Challenge :: Images must not appear in your copy; reproduce every other part of the records exactly.

Exercise material ::

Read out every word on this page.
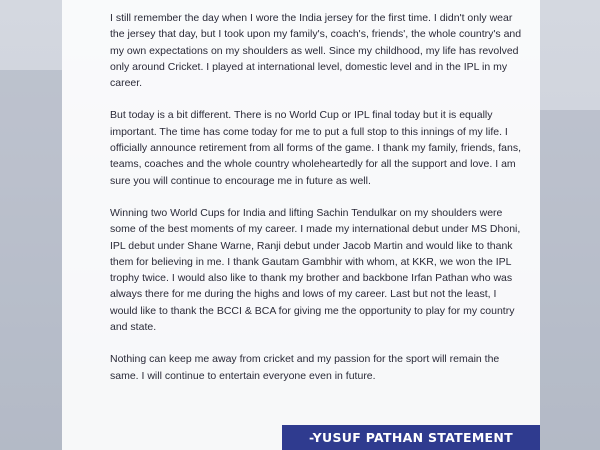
I still remember the day when I wore the India jersey for the first time. I didn't only wear the jersey that day, but I took upon my family's, coach's, friends', the whole country's and my own expectations on my shoulders as well. Since my childhood, my life has revolved only around Cricket. I played at international level, domestic level and in the IPL in my career.

But today is a bit different. There is no World Cup or IPL final today but it is equally important. The time has come today for me to put a full stop to this innings of my life. I officially announce retirement from all forms of the game. I thank my family, friends, fans, teams, coaches and the whole country wholeheartedly for all the support and love. I am sure you will continue to encourage me in future as well.

Winning two World Cups for India and lifting Sachin Tendulkar on my shoulders were some of the best moments of my career. I made my international debut under MS Dhoni, IPL debut under Shane Warne, Ranji debut under Jacob Martin and would like to thank them for believing in me. I thank Gautam Gambhir with whom, at KKR, we won the IPL trophy twice. I would also like to thank my brother and backbone Irfan Pathan who was always there for me during the highs and lows of my career. Last but not the least, I would like to thank the BCCI & BCA for giving me the opportunity to play for my country and state.

Nothing can keep me away from cricket and my passion for the sport will remain the same. I will continue to entertain everyone even in future.

-YUSUF PATHAN STATEMENT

Solution below ::
Read out every word on this page.
I still remember the day when I wore the India jersey for the first time. I didn't only wear the jersey that day, but I took upon my family's, coach's, friends', the whole country's and my own expectations on my shoulders as well. Since my childhood, my life has revolved only around Cricket. I played at international level, domestic level and in the IPL in my career.

But today is a bit different. There is no World Cup or IPL final today but it is equally important. The time has come today for me to put a full stop to this innings of my life. I officially announce retirement from all forms of the game. I thank my family, friends, fans, teams, coaches and the whole country wholeheartedly for all the support and love. I am sure you will continue to encourage me in future as well.

Winning two World Cups for India and lifting Sachin Tendulkar on my shoulders were some of the best moments of my career. I made my international debut under MS Dhoni, IPL debut under Shane Warne, Ranji debut under Jacob Martin and would like to thank them for believing in me. I thank Gautam Gambhir with whom, at KKR, we won the IPL trophy twice. I would also like to thank my brother and backbone Irfan Pathan who was always there for me during the highs and lows of my career. Last but not the least, I would like to thank the BCCI & BCA for giving me the opportunity to play for my country and state.

Nothing can keep me away from cricket and my passion for the sport will remain the same. I will continue to entertain everyone even in future.

-YUSUF PATHAN STATEMENT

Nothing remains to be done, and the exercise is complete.